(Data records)
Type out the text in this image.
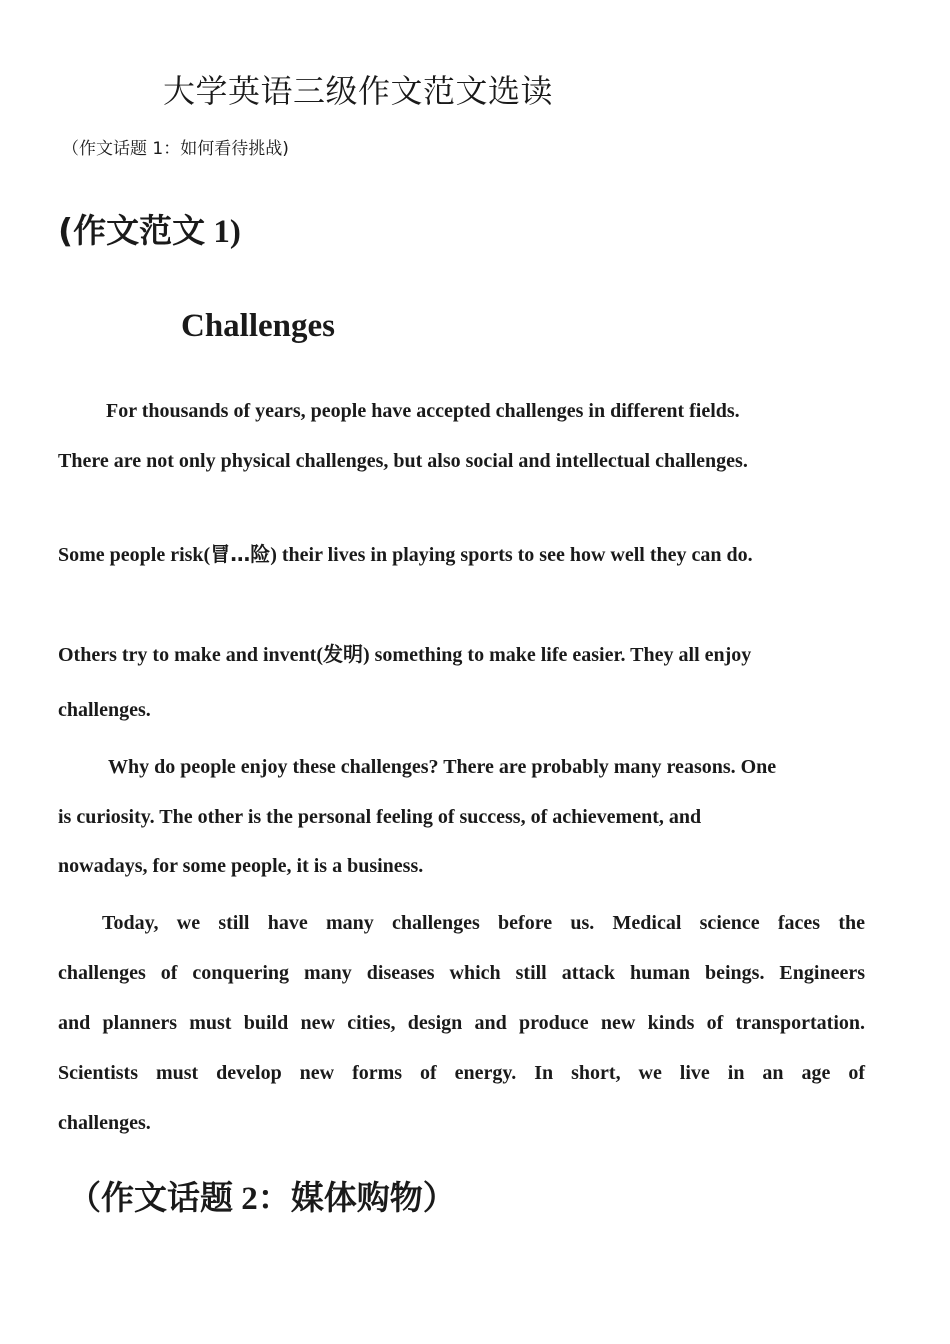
大学英语三级作文范文选读
（作文话题 1：如何看待挑战)
(作文范文 1)
Challenges
For thousands of years, people have accepted challenges in different fields.
There are not only physical challenges, but also social and intellectual challenges.
Some people risk(冒…险) their lives in playing sports to see how well they can do.
Others try to make and invent(发明) something to make life easier. They all enjoy
challenges.
Why do people enjoy these challenges? There are probably many reasons. One
is curiosity. The other is the personal feeling of success, of achievement, and
nowadays, for some people, it is a business.
Today, we still have many challenges before us. Medical science faces the
challenges of conquering many diseases which still attack human beings. Engineers
and planners must build new cities, design and produce new kinds of transportation.
Scientists must develop new forms of energy. In short, we live in an age of
challenges.
（作文话题 2：媒体购物）
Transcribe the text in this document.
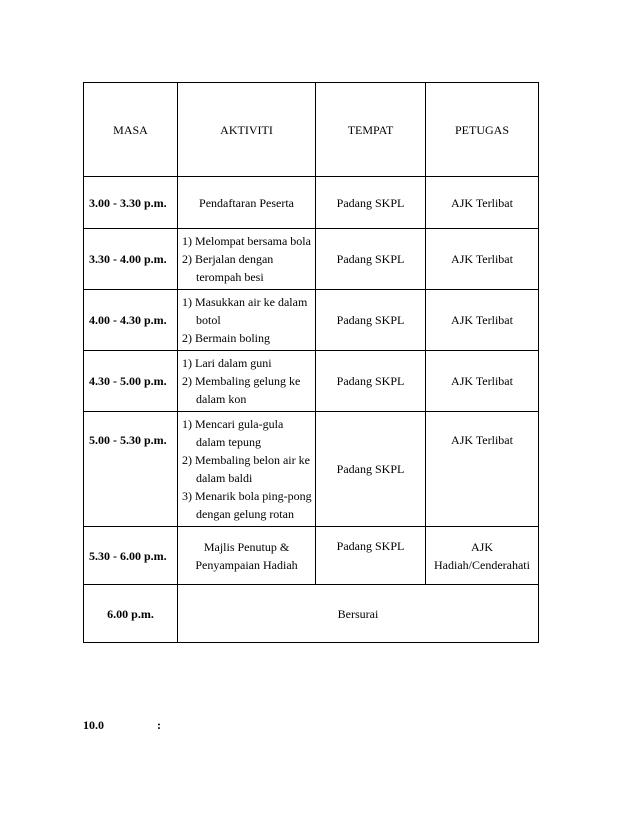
MASA	AKTIVITI	TEMPAT	PETUGAS
3.00 - 3.30 p.m.	Pendaftaran Peserta	Padang SKPL	AJK Terlibat
3.30 - 4.00 p.m.	1) Melompat bersama bola
2) Berjalan dengan terompah besi	Padang SKPL	AJK Terlibat
4.00 - 4.30 p.m.	1) Masukkan air ke dalam botol
2) Bermain boling	Padang SKPL	AJK Terlibat
4.30 - 5.00 p.m.	1) Lari dalam guni
2) Membaling gelung ke dalam kon	Padang SKPL	AJK Terlibat

5.00 - 5.30 p.m.	1) Mencari gula-gula dalam tepung
2) Membaling belon air ke dalam baldi
3) Menarik bola ping-pong dengan gelung rotan	Padang SKPL	AJK Terlibat

5.30 - 6.00 p.m.	Majlis Penutup & Penyampaian Hadiah	Padang SKPL	AJK
Hadiah/Cenderahati

6.00 p.m.	Bersurai		
10.0	:
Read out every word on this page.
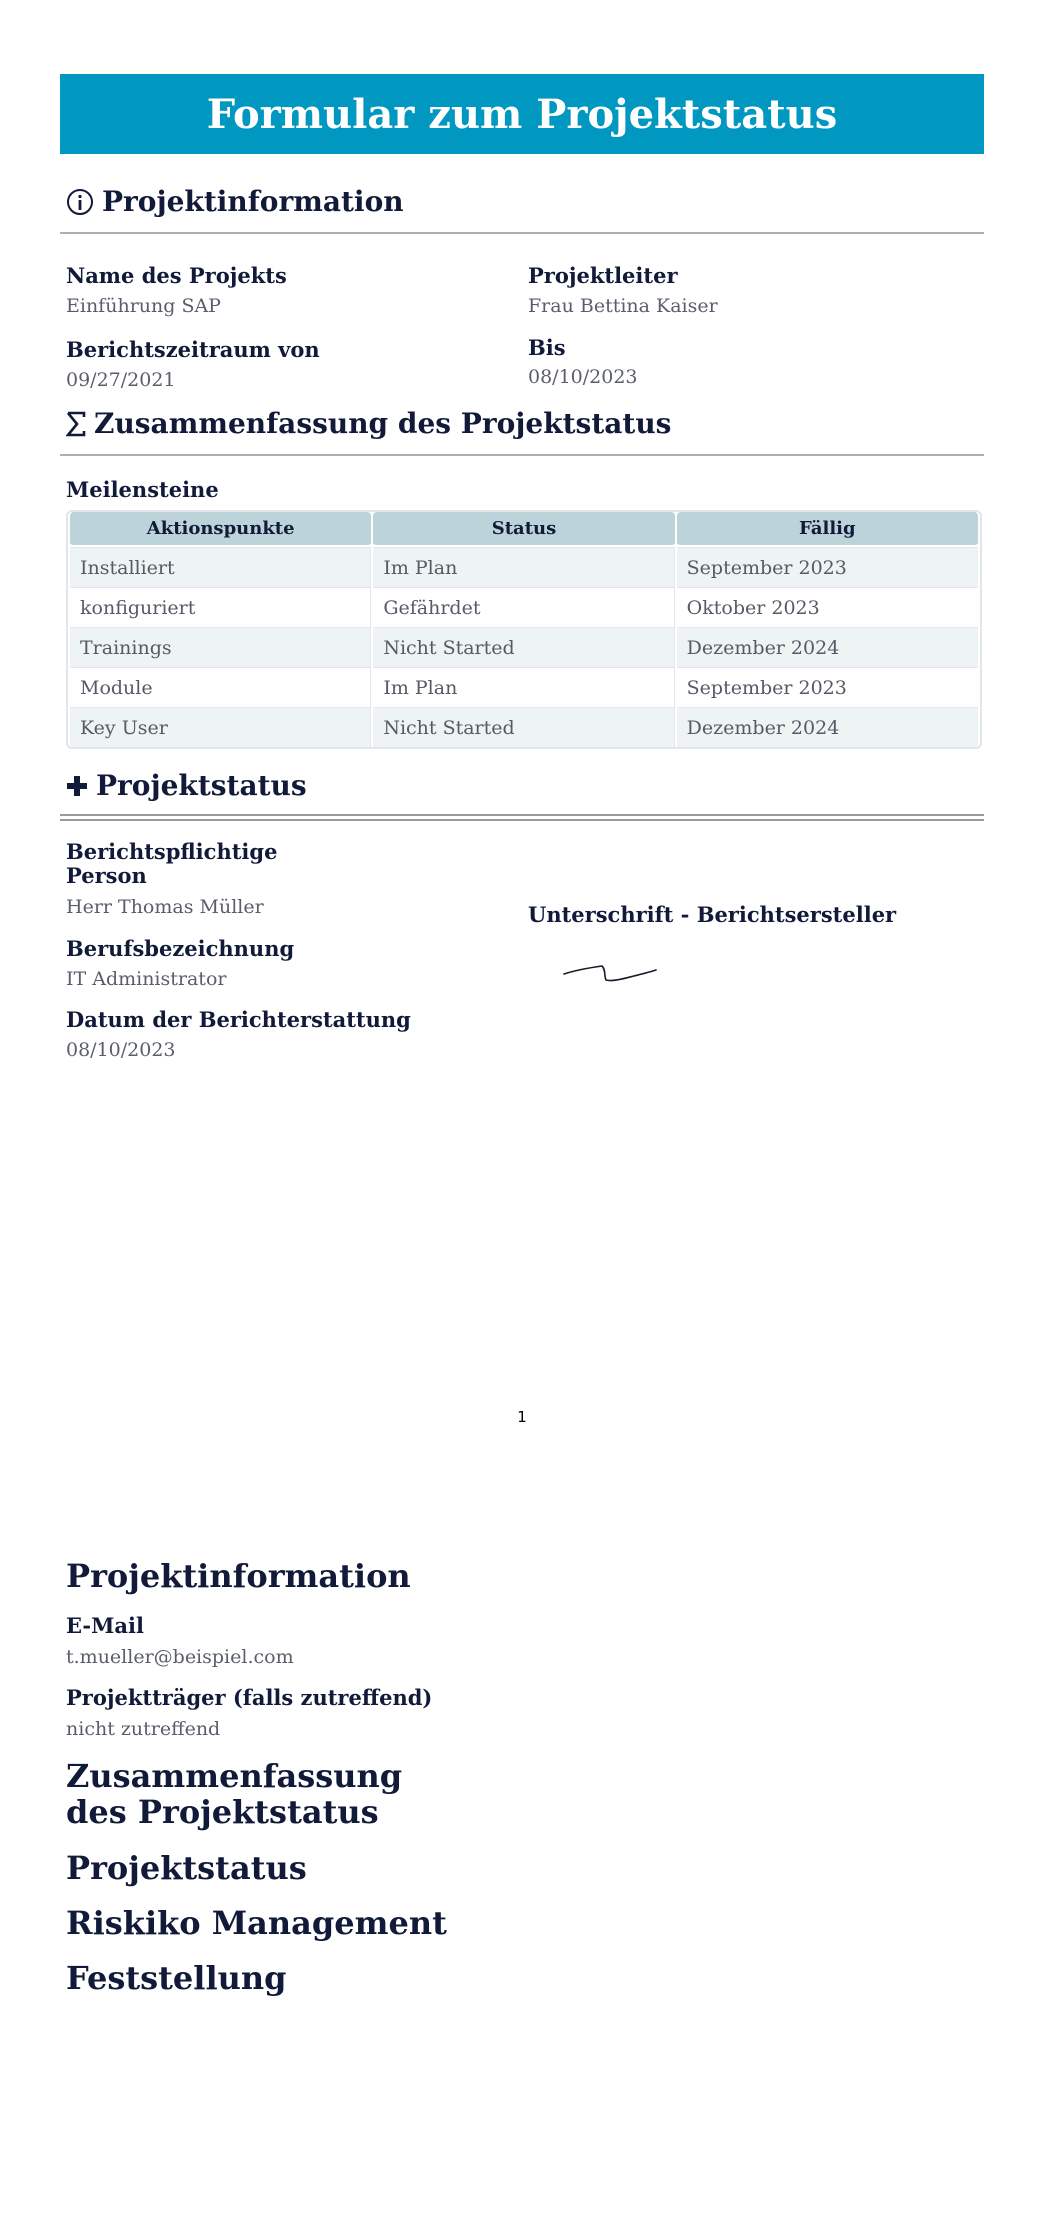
Formular zum Projektstatus
Projektinformation
Name des Projekts
Einführung SAP
Projektleiter
Frau Bettina Kaiser
Berichtszeitraum von
09/27/2021
Bis
08/10/2023
Zusammenfassung des Projektstatus
Meilensteine
Aktionspunkte	Status	Fällig
Installiert	Im Plan	September 2023
konfiguriert	Gefährdet	Oktober 2023
Trainings	Nicht Started	Dezember 2024
Module	Im Plan	September 2023
Key User	Nicht Started	Dezember 2024
Projektstatus
Berichtspflichtige Person
Herr Thomas Müller
Berufsbezeichnung
IT Administrator
Datum der Berichterstattung
08/10/2023
Unterschrift - Berichtsersteller
1
Projektinformation
E-Mail
t.mueller@beispiel.com
Projektträger (falls zutreffend)
nicht zutreffend
Zusammenfassung des Projektstatus
Projektstatus
Riskiko Management
Feststellung
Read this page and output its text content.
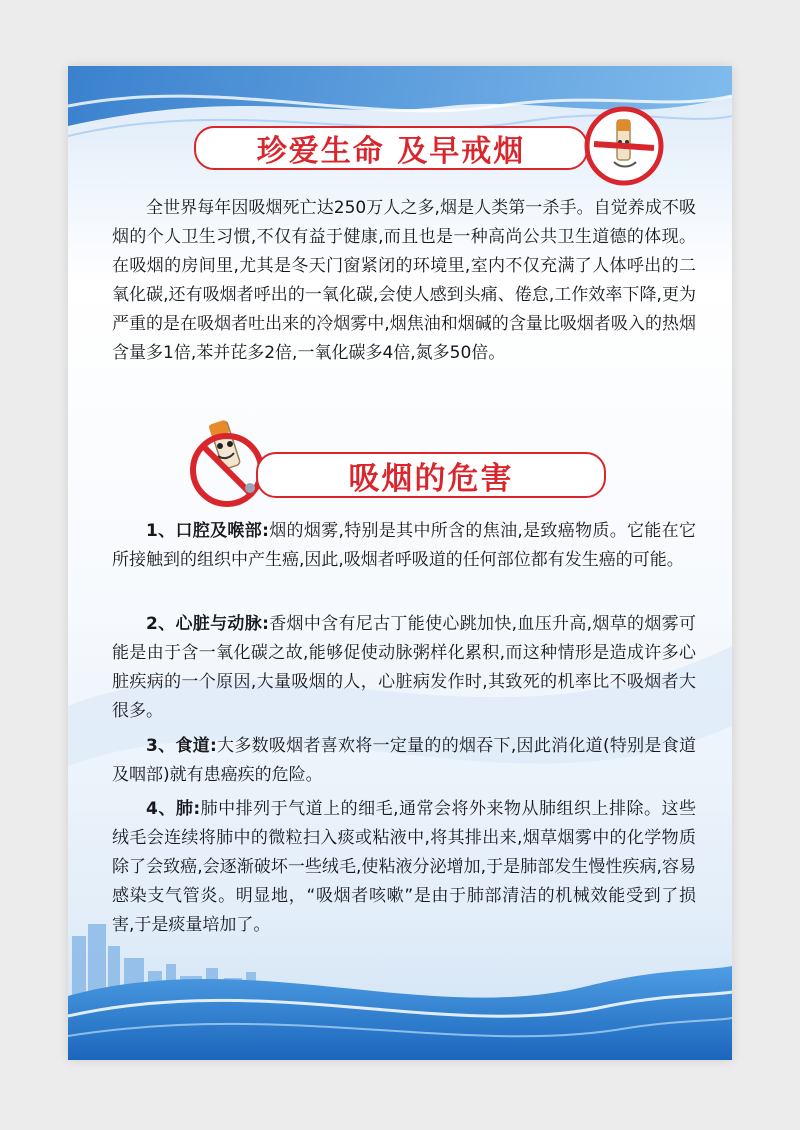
珍爱生命 及早戒烟

全世界每年因吸烟死亡达250万人之多,烟是人类第一杀手。自觉养成不吸烟的个人卫生习惯,不仅有益于健康,而且也是一种高尚公共卫生道德的体现。在吸烟的房间里,尤其是冬天门窗紧闭的环境里,室内不仅充满了人体呼出的二氧化碳,还有吸烟者呼出的一氧化碳,会使人感到头痛、倦怠,工作效率下降,更为严重的是在吸烟者吐出来的冷烟雾中,烟焦油和烟碱的含量比吸烟者吸入的热烟含量多1倍,苯并芘多2倍,一氧化碳多4倍,氮多50倍。

吸烟的危害

1、口腔及喉部:烟的烟雾,特别是其中所含的焦油,是致癌物质。它能在它所接触到的组织中产生癌,因此,吸烟者呼吸道的任何部位都有发生癌的可能。

2、心脏与动脉:香烟中含有尼古丁能使心跳加快,血压升高,烟草的烟雾可能是由于含一氧化碳之故,能够促使动脉粥样化累积,而这种情形是造成许多心脏疾病的一个原因,大量吸烟的人，心脏病发作时,其致死的机率比不吸烟者大很多。

3、食道:大多数吸烟者喜欢将一定量的的烟吞下,因此消化道(特别是食道及咽部)就有患癌疾的危险。

4、肺:肺中排列于气道上的细毛,通常会将外来物从肺组织上排除。这些绒毛会连续将肺中的微粒扫入痰或粘液中,将其排出来,烟草烟雾中的化学物质除了会致癌,会逐渐破坏一些绒毛,使粘液分泌增加,于是肺部发生慢性疾病,容易感染支气管炎。明显地，“吸烟者咳嗽”是由于肺部清洁的机械效能受到了损害,于是痰量培加了。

_Requirements_: Except for the pictures, copy the material above exactly.

_Worked solution_:
Type out the text in this image.
大学英语三级作文范文选读
（作文话题 1：如何看待挑战)
(作文范文 1)
Challenges
For thousands of years, people have accepted challenges in different fields.
There are not only physical challenges, but also social and intellectual challenges.
Some people risk(冒…险) their lives in playing sports to see how well they can do.
Others try to make and invent(发明) something to make life easier. They all enjoy
challenges.
Why do people enjoy these challenges? There are probably many reasons. One
is curiosity. The other is the personal feeling of success, of achievement, and
nowadays, for some people, it is a business.
Today, we still have many challenges before us. Medical science faces the
challenges of conquering many diseases which still attack human beings. Engineers
and planners must build new cities, design and produce new kinds of transportation.
Scientists must develop new forms of energy. In short, we live in an age of
challenges.
（作文话题 2：媒体购物）
Transcribe the text in this document.
MASA	AKTIVITI	TEMPAT	PETUGAS
3.00 - 3.30 p.m.	Pendaftaran Peserta	Padang SKPL	AJK Terlibat
3.30 - 4.00 p.m.	1) Melompat bersama bola
2) Berjalan dengan terompah besi	Padang SKPL	AJK Terlibat
4.00 - 4.30 p.m.	1) Masukkan air ke dalam botol
2) Bermain boling	Padang SKPL	AJK Terlibat
4.30 - 5.00 p.m.	1) Lari dalam guni
2) Membaling gelung ke dalam kon	Padang SKPL	AJK Terlibat

5.00 - 5.30 p.m.	1) Mencari gula-gula dalam tepung
2) Membaling belon air ke dalam baldi
3) Menarik bola ping-pong dengan gelung rotan	Padang SKPL	AJK Terlibat

5.30 - 6.00 p.m.	Majlis Penutup & Penyampaian Hadiah	Padang SKPL	AJK
Hadiah/Cenderahati

6.00 p.m.	Bersurai		
10.0	:
Read out every word on this page.
Formular zum Projektstatus
Projektinformation
Name des Projekts
Einführung SAP
Projektleiter
Frau Bettina Kaiser
Berichtszeitraum von
09/27/2021
Bis
08/10/2023
Zusammenfassung des Projektstatus
Meilensteine
Aktionspunkte	Status	Fällig
Installiert	Im Plan	September 2023
konfiguriert	Gefährdet	Oktober 2023
Trainings	Nicht Started	Dezember 2024
Module	Im Plan	September 2023
Key User	Nicht Started	Dezember 2024
Projektstatus
Berichtspflichtige Person
Herr Thomas Müller
Berufsbezeichnung
IT Administrator
Datum der Berichterstattung
08/10/2023
Unterschrift - Berichtsersteller
1
Projektinformation
E-Mail
t.mueller@beispiel.com
Projektträger (falls zutreffend)
nicht zutreffend
Zusammenfassung des Projektstatus
Projektstatus
Riskiko Management
Feststellung
Read this page and output its text content.
珍爱生命 及早戒烟

全世界每年因吸烟死亡达250万人之多,烟是人类第一杀手。自觉养成不吸烟的个人卫生习惯,不仅有益于健康,而且也是一种高尚公共卫生道德的体现。在吸烟的房间里,尤其是冬天门窗紧闭的环境里,室内不仅充满了人体呼出的二氧化碳,还有吸烟者呼出的一氧化碳,会使人感到头痛、倦怠,工作效率下降,更为严重的是在吸烟者吐出来的冷烟雾中,烟焦油和烟碱的含量比吸烟者吸入的热烟含量多1倍,苯并芘多2倍,一氧化碳多4倍,氮多50倍。

吸烟的危害

1、口腔及喉部:烟的烟雾,特别是其中所含的焦油,是致癌物质。它能在它所接触到的组织中产生癌,因此,吸烟者呼吸道的任何部位都有发生癌的可能。

2、心脏与动脉:香烟中含有尼古丁能使心跳加快,血压升高,烟草的烟雾可能是由于含一氧化碳之故,能够促使动脉粥样化累积,而这种情形是造成许多心脏疾病的一个原因,大量吸烟的人，心脏病发作时,其致死的机率比不吸烟者大很多。

3、食道:大多数吸烟者喜欢将一定量的的烟吞下,因此消化道(特别是食道及咽部)就有患癌疾的危险。

4、肺:肺中排列于气道上的细毛,通常会将外来物从肺组织上排除。这些绒毛会连续将肺中的微粒扫入痰或粘液中,将其排出来,烟草烟雾中的化学物质除了会致癌,会逐渐破坏一些绒毛,使粘液分泌增加,于是肺部发生慢性疾病,容易感染支气管炎。明显地，“吸烟者咳嗽”是由于肺部清洁的机械效能受到了损害,于是痰量培加了。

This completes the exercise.